**TASK DIRECTIONS**
Here are records with pictures in them. Copy all of them exactly and leave the pictures out.

:: DATA SHOWN

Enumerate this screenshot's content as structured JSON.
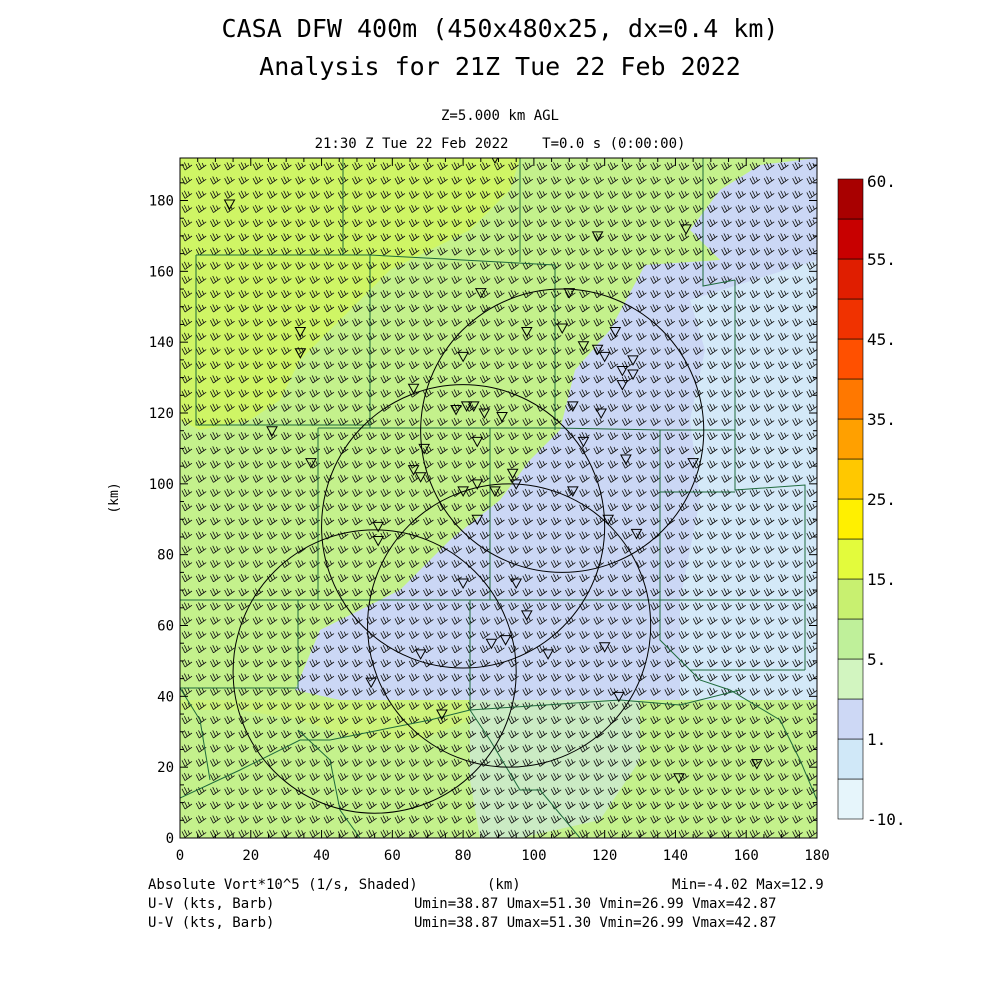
{
  "header": {
    "title_line1": "CASA DFW 400m (450x480x25, dx=0.4 km)",
    "title_line2": "Analysis for 21Z Tue 22 Feb 2022",
    "level": "Z=5.000 km AGL",
    "time": "21:30 Z Tue 22 Feb 2022    T=0.0 s (0:00:00)"
  },
  "footer": {
    "field_name": "Absolute Vort*10^5 (1/s, Shaded)",
    "xunit": "(km)",
    "minmax": "Min=-4.02 Max=12.9",
    "wind_line1_label": "U-V (kts, Barb)",
    "wind_line1_stats": "Umin=38.87 Umax=51.30 Vmin=26.99 Vmax=42.87",
    "wind_line2_label": "U-V (kts, Barb)",
    "wind_line2_stats": "Umin=38.87 Umax=51.30 Vmin=26.99 Vmax=42.87"
  },
  "chart_data": {
    "type": "heatmap",
    "ylabel": "(km)",
    "xlim": [
      0,
      180
    ],
    "ylim": [
      0,
      192
    ],
    "x_ticks": [
      0,
      20,
      40,
      60,
      80,
      100,
      120,
      140,
      160,
      180
    ],
    "y_ticks": [
      0,
      20,
      40,
      60,
      80,
      100,
      120,
      140,
      160,
      180
    ],
    "colorbar": {
      "labels": [
        "-10.",
        "1.",
        "5.",
        "15.",
        "25.",
        "35.",
        "45.",
        "55.",
        "60."
      ],
      "colors": [
        "#e6f5fb",
        "#d0e8f8",
        "#cdd8f5",
        "#d2f5c0",
        "#bff09a",
        "#c8f070",
        "#e3fb3c",
        "#fff000",
        "#ffc800",
        "#ffa000",
        "#ff7800",
        "#ff5000",
        "#f03200",
        "#e01e00",
        "#c80000",
        "#a80000"
      ]
    },
    "field_regions": [
      {
        "name": "green-background",
        "color": "#c4f18c"
      },
      {
        "name": "yellow-green-northwest",
        "color": "#cff565"
      },
      {
        "name": "blue-central-band",
        "color": "#cbd7f5"
      },
      {
        "name": "light-blue-east",
        "color": "#d4e9f8"
      }
    ],
    "radar_rings_km": [
      {
        "cx": 108,
        "cy": 115,
        "r": 40
      },
      {
        "cx": 80,
        "cy": 88,
        "r": 40
      },
      {
        "cx": 93,
        "cy": 60,
        "r": 40
      },
      {
        "cx": 55,
        "cy": 47,
        "r": 40
      }
    ],
    "wind_barbs": {
      "u_range_kts": [
        38.87,
        51.3
      ],
      "v_range_kts": [
        26.99,
        42.87
      ],
      "direction": "southwesterly"
    },
    "station_markers": [
      [
        14,
        179
      ],
      [
        89,
        192
      ],
      [
        118,
        170
      ],
      [
        143,
        172
      ],
      [
        85,
        154
      ],
      [
        110,
        154
      ],
      [
        98,
        143
      ],
      [
        108,
        144
      ],
      [
        123,
        143
      ],
      [
        34,
        143
      ],
      [
        34,
        137
      ],
      [
        80,
        136
      ],
      [
        114,
        139
      ],
      [
        118,
        138
      ],
      [
        120,
        136
      ],
      [
        128,
        135
      ],
      [
        125,
        132
      ],
      [
        128,
        131
      ],
      [
        125,
        128
      ],
      [
        66,
        127
      ],
      [
        81,
        122
      ],
      [
        83,
        122
      ],
      [
        78,
        121
      ],
      [
        86,
        120
      ],
      [
        91,
        119
      ],
      [
        111,
        122
      ],
      [
        119,
        120
      ],
      [
        26,
        115
      ],
      [
        69,
        110
      ],
      [
        84,
        112
      ],
      [
        114,
        112
      ],
      [
        126,
        107
      ],
      [
        145,
        106
      ],
      [
        37,
        106
      ],
      [
        66,
        104
      ],
      [
        68,
        102
      ],
      [
        80,
        98
      ],
      [
        84,
        100
      ],
      [
        89,
        98
      ],
      [
        94,
        103
      ],
      [
        95,
        100
      ],
      [
        111,
        98
      ],
      [
        121,
        90
      ],
      [
        56,
        88
      ],
      [
        84,
        90
      ],
      [
        129,
        86
      ],
      [
        56,
        84
      ],
      [
        80,
        72
      ],
      [
        95,
        72
      ],
      [
        98,
        63
      ],
      [
        92,
        56
      ],
      [
        88,
        55
      ],
      [
        68,
        52
      ],
      [
        104,
        52
      ],
      [
        120,
        54
      ],
      [
        54,
        44
      ],
      [
        74,
        35
      ],
      [
        124,
        40
      ],
      [
        141,
        17
      ],
      [
        163,
        21
      ]
    ]
  }
}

::::

**CORRECT RESPONSE**
Enumerate this screenshot's content as structured JSON.
{
  "header": {
    "title_line1": "CASA DFW 400m (450x480x25, dx=0.4 km)",
    "title_line2": "Analysis for 21Z Tue 22 Feb 2022",
    "level": "Z=5.000 km AGL",
    "time": "21:30 Z Tue 22 Feb 2022    T=0.0 s (0:00:00)"
  },
  "footer": {
    "field_name": "Absolute Vort*10^5 (1/s, Shaded)",
    "xunit": "(km)",
    "minmax": "Min=-4.02 Max=12.9",
    "wind_line1_label": "U-V (kts, Barb)",
    "wind_line1_stats": "Umin=38.87 Umax=51.30 Vmin=26.99 Vmax=42.87",
    "wind_line2_label": "U-V (kts, Barb)",
    "wind_line2_stats": "Umin=38.87 Umax=51.30 Vmin=26.99 Vmax=42.87"
  },
  "chart_data": {
    "type": "heatmap",
    "ylabel": "(km)",
    "xlim": [
      0,
      180
    ],
    "ylim": [
      0,
      192
    ],
    "x_ticks": [
      0,
      20,
      40,
      60,
      80,
      100,
      120,
      140,
      160,
      180
    ],
    "y_ticks": [
      0,
      20,
      40,
      60,
      80,
      100,
      120,
      140,
      160,
      180
    ],
    "colorbar": {
      "labels": [
        "-10.",
        "1.",
        "5.",
        "15.",
        "25.",
        "35.",
        "45.",
        "55.",
        "60."
      ],
      "colors": [
        "#e6f5fb",
        "#d0e8f8",
        "#cdd8f5",
        "#d2f5c0",
        "#bff09a",
        "#c8f070",
        "#e3fb3c",
        "#fff000",
        "#ffc800",
        "#ffa000",
        "#ff7800",
        "#ff5000",
        "#f03200",
        "#e01e00",
        "#c80000",
        "#a80000"
      ]
    },
    "field_regions": [
      {
        "name": "green-background",
        "color": "#c4f18c"
      },
      {
        "name": "yellow-green-northwest",
        "color": "#cff565"
      },
      {
        "name": "blue-central-band",
        "color": "#cbd7f5"
      },
      {
        "name": "light-blue-east",
        "color": "#d4e9f8"
      }
    ],
    "radar_rings_km": [
      {
        "cx": 108,
        "cy": 115,
        "r": 40
      },
      {
        "cx": 80,
        "cy": 88,
        "r": 40
      },
      {
        "cx": 93,
        "cy": 60,
        "r": 40
      },
      {
        "cx": 55,
        "cy": 47,
        "r": 40
      }
    ],
    "wind_barbs": {
      "u_range_kts": [
        38.87,
        51.3
      ],
      "v_range_kts": [
        26.99,
        42.87
      ],
      "direction": "southwesterly"
    },
    "station_markers": [
      [
        14,
        179
      ],
      [
        89,
        192
      ],
      [
        118,
        170
      ],
      [
        143,
        172
      ],
      [
        85,
        154
      ],
      [
        110,
        154
      ],
      [
        98,
        143
      ],
      [
        108,
        144
      ],
      [
        123,
        143
      ],
      [
        34,
        143
      ],
      [
        34,
        137
      ],
      [
        80,
        136
      ],
      [
        114,
        139
      ],
      [
        118,
        138
      ],
      [
        120,
        136
      ],
      [
        128,
        135
      ],
      [
        125,
        132
      ],
      [
        128,
        131
      ],
      [
        125,
        128
      ],
      [
        66,
        127
      ],
      [
        81,
        122
      ],
      [
        83,
        122
      ],
      [
        78,
        121
      ],
      [
        86,
        120
      ],
      [
        91,
        119
      ],
      [
        111,
        122
      ],
      [
        119,
        120
      ],
      [
        26,
        115
      ],
      [
        69,
        110
      ],
      [
        84,
        112
      ],
      [
        114,
        112
      ],
      [
        126,
        107
      ],
      [
        145,
        106
      ],
      [
        37,
        106
      ],
      [
        66,
        104
      ],
      [
        68,
        102
      ],
      [
        80,
        98
      ],
      [
        84,
        100
      ],
      [
        89,
        98
      ],
      [
        94,
        103
      ],
      [
        95,
        100
      ],
      [
        111,
        98
      ],
      [
        121,
        90
      ],
      [
        56,
        88
      ],
      [
        84,
        90
      ],
      [
        129,
        86
      ],
      [
        56,
        84
      ],
      [
        80,
        72
      ],
      [
        95,
        72
      ],
      [
        98,
        63
      ],
      [
        92,
        56
      ],
      [
        88,
        55
      ],
      [
        68,
        52
      ],
      [
        104,
        52
      ],
      [
        120,
        54
      ],
      [
        54,
        44
      ],
      [
        74,
        35
      ],
      [
        124,
        40
      ],
      [
        141,
        17
      ],
      [
        163,
        21
      ]
    ]
  }
}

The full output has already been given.